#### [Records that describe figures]
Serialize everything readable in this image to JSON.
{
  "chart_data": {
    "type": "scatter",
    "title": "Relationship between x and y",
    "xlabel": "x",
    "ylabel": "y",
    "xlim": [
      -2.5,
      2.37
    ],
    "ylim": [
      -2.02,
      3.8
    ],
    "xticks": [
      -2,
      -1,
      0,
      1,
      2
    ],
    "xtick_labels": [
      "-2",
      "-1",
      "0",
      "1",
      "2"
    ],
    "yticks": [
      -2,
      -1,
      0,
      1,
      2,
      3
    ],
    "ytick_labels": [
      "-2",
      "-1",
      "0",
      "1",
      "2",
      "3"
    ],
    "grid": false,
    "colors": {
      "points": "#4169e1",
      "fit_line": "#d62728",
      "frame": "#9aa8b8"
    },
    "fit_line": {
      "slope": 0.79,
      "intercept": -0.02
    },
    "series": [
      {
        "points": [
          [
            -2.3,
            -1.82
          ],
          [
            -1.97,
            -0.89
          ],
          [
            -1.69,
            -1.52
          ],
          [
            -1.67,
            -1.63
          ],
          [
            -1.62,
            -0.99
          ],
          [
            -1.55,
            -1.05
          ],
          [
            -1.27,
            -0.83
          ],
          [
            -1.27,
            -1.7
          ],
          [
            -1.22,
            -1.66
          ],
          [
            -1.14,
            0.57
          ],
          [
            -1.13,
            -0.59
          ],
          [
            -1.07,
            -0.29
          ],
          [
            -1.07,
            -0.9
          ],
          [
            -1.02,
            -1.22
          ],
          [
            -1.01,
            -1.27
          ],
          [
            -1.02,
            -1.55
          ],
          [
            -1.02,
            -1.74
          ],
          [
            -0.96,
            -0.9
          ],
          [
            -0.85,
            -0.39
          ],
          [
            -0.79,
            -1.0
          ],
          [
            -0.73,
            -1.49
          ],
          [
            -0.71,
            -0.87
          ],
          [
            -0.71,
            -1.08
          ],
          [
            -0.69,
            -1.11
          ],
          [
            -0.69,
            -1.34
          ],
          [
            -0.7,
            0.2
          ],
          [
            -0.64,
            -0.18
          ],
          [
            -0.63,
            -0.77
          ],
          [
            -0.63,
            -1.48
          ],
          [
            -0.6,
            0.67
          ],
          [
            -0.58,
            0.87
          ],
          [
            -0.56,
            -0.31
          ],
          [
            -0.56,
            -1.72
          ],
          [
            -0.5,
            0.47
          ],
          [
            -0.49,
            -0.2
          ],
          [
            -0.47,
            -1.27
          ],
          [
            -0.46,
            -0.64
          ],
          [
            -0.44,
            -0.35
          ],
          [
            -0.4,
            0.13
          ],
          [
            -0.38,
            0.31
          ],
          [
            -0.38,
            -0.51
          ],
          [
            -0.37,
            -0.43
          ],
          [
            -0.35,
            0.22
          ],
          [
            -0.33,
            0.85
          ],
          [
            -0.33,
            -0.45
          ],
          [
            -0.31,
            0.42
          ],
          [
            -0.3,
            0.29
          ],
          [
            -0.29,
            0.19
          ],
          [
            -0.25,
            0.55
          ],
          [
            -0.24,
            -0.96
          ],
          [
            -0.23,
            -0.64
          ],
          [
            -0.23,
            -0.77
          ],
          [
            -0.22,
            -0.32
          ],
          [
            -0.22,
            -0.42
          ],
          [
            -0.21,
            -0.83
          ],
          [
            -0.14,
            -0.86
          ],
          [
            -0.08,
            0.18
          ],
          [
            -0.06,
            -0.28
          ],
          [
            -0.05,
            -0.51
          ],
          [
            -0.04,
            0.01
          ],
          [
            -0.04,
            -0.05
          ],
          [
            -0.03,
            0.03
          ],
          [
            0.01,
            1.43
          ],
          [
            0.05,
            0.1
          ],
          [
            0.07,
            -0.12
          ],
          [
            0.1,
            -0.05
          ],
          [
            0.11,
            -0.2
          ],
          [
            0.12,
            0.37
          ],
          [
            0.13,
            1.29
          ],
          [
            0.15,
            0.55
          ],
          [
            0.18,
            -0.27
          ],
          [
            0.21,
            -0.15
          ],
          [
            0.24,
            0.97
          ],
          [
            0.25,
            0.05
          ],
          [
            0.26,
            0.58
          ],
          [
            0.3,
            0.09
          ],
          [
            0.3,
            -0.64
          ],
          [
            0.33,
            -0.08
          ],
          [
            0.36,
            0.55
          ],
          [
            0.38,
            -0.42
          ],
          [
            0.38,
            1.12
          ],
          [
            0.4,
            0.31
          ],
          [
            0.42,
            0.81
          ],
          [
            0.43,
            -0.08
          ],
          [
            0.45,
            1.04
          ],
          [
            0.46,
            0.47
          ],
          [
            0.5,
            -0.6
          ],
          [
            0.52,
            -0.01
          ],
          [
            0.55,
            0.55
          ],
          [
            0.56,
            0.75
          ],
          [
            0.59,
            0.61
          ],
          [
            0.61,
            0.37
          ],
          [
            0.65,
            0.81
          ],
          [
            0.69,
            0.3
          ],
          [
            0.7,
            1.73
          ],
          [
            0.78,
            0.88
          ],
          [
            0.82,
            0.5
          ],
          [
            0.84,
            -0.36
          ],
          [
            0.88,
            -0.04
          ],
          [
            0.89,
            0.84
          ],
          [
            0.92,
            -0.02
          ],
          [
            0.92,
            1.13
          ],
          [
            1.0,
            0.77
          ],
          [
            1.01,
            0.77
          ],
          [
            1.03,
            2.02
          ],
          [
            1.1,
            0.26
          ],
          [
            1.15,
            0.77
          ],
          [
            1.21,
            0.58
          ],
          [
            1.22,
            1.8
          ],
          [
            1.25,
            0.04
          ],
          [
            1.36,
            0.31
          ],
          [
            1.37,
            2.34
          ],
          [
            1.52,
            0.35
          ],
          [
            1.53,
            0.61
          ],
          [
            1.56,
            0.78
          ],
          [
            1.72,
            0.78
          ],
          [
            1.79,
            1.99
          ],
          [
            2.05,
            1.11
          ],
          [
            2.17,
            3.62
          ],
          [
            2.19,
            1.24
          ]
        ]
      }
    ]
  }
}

#### [Job]
Every line of the data above should be copied exactly.

#### [Complete answer]
Serialize everything readable in this image to JSON.
{
  "chart_data": {
    "type": "scatter",
    "title": "Relationship between x and y",
    "xlabel": "x",
    "ylabel": "y",
    "xlim": [
      -2.5,
      2.37
    ],
    "ylim": [
      -2.02,
      3.8
    ],
    "xticks": [
      -2,
      -1,
      0,
      1,
      2
    ],
    "xtick_labels": [
      "-2",
      "-1",
      "0",
      "1",
      "2"
    ],
    "yticks": [
      -2,
      -1,
      0,
      1,
      2,
      3
    ],
    "ytick_labels": [
      "-2",
      "-1",
      "0",
      "1",
      "2",
      "3"
    ],
    "grid": false,
    "colors": {
      "points": "#4169e1",
      "fit_line": "#d62728",
      "frame": "#9aa8b8"
    },
    "fit_line": {
      "slope": 0.79,
      "intercept": -0.02
    },
    "series": [
      {
        "points": [
          [
            -2.3,
            -1.82
          ],
          [
            -1.97,
            -0.89
          ],
          [
            -1.69,
            -1.52
          ],
          [
            -1.67,
            -1.63
          ],
          [
            -1.62,
            -0.99
          ],
          [
            -1.55,
            -1.05
          ],
          [
            -1.27,
            -0.83
          ],
          [
            -1.27,
            -1.7
          ],
          [
            -1.22,
            -1.66
          ],
          [
            -1.14,
            0.57
          ],
          [
            -1.13,
            -0.59
          ],
          [
            -1.07,
            -0.29
          ],
          [
            -1.07,
            -0.9
          ],
          [
            -1.02,
            -1.22
          ],
          [
            -1.01,
            -1.27
          ],
          [
            -1.02,
            -1.55
          ],
          [
            -1.02,
            -1.74
          ],
          [
            -0.96,
            -0.9
          ],
          [
            -0.85,
            -0.39
          ],
          [
            -0.79,
            -1.0
          ],
          [
            -0.73,
            -1.49
          ],
          [
            -0.71,
            -0.87
          ],
          [
            -0.71,
            -1.08
          ],
          [
            -0.69,
            -1.11
          ],
          [
            -0.69,
            -1.34
          ],
          [
            -0.7,
            0.2
          ],
          [
            -0.64,
            -0.18
          ],
          [
            -0.63,
            -0.77
          ],
          [
            -0.63,
            -1.48
          ],
          [
            -0.6,
            0.67
          ],
          [
            -0.58,
            0.87
          ],
          [
            -0.56,
            -0.31
          ],
          [
            -0.56,
            -1.72
          ],
          [
            -0.5,
            0.47
          ],
          [
            -0.49,
            -0.2
          ],
          [
            -0.47,
            -1.27
          ],
          [
            -0.46,
            -0.64
          ],
          [
            -0.44,
            -0.35
          ],
          [
            -0.4,
            0.13
          ],
          [
            -0.38,
            0.31
          ],
          [
            -0.38,
            -0.51
          ],
          [
            -0.37,
            -0.43
          ],
          [
            -0.35,
            0.22
          ],
          [
            -0.33,
            0.85
          ],
          [
            -0.33,
            -0.45
          ],
          [
            -0.31,
            0.42
          ],
          [
            -0.3,
            0.29
          ],
          [
            -0.29,
            0.19
          ],
          [
            -0.25,
            0.55
          ],
          [
            -0.24,
            -0.96
          ],
          [
            -0.23,
            -0.64
          ],
          [
            -0.23,
            -0.77
          ],
          [
            -0.22,
            -0.32
          ],
          [
            -0.22,
            -0.42
          ],
          [
            -0.21,
            -0.83
          ],
          [
            -0.14,
            -0.86
          ],
          [
            -0.08,
            0.18
          ],
          [
            -0.06,
            -0.28
          ],
          [
            -0.05,
            -0.51
          ],
          [
            -0.04,
            0.01
          ],
          [
            -0.04,
            -0.05
          ],
          [
            -0.03,
            0.03
          ],
          [
            0.01,
            1.43
          ],
          [
            0.05,
            0.1
          ],
          [
            0.07,
            -0.12
          ],
          [
            0.1,
            -0.05
          ],
          [
            0.11,
            -0.2
          ],
          [
            0.12,
            0.37
          ],
          [
            0.13,
            1.29
          ],
          [
            0.15,
            0.55
          ],
          [
            0.18,
            -0.27
          ],
          [
            0.21,
            -0.15
          ],
          [
            0.24,
            0.97
          ],
          [
            0.25,
            0.05
          ],
          [
            0.26,
            0.58
          ],
          [
            0.3,
            0.09
          ],
          [
            0.3,
            -0.64
          ],
          [
            0.33,
            -0.08
          ],
          [
            0.36,
            0.55
          ],
          [
            0.38,
            -0.42
          ],
          [
            0.38,
            1.12
          ],
          [
            0.4,
            0.31
          ],
          [
            0.42,
            0.81
          ],
          [
            0.43,
            -0.08
          ],
          [
            0.45,
            1.04
          ],
          [
            0.46,
            0.47
          ],
          [
            0.5,
            -0.6
          ],
          [
            0.52,
            -0.01
          ],
          [
            0.55,
            0.55
          ],
          [
            0.56,
            0.75
          ],
          [
            0.59,
            0.61
          ],
          [
            0.61,
            0.37
          ],
          [
            0.65,
            0.81
          ],
          [
            0.69,
            0.3
          ],
          [
            0.7,
            1.73
          ],
          [
            0.78,
            0.88
          ],
          [
            0.82,
            0.5
          ],
          [
            0.84,
            -0.36
          ],
          [
            0.88,
            -0.04
          ],
          [
            0.89,
            0.84
          ],
          [
            0.92,
            -0.02
          ],
          [
            0.92,
            1.13
          ],
          [
            1.0,
            0.77
          ],
          [
            1.01,
            0.77
          ],
          [
            1.03,
            2.02
          ],
          [
            1.1,
            0.26
          ],
          [
            1.15,
            0.77
          ],
          [
            1.21,
            0.58
          ],
          [
            1.22,
            1.8
          ],
          [
            1.25,
            0.04
          ],
          [
            1.36,
            0.31
          ],
          [
            1.37,
            2.34
          ],
          [
            1.52,
            0.35
          ],
          [
            1.53,
            0.61
          ],
          [
            1.56,
            0.78
          ],
          [
            1.72,
            0.78
          ],
          [
            1.79,
            1.99
          ],
          [
            2.05,
            1.11
          ],
          [
            2.17,
            3.62
          ],
          [
            2.19,
            1.24
          ]
        ]
      }
    ]
  }
}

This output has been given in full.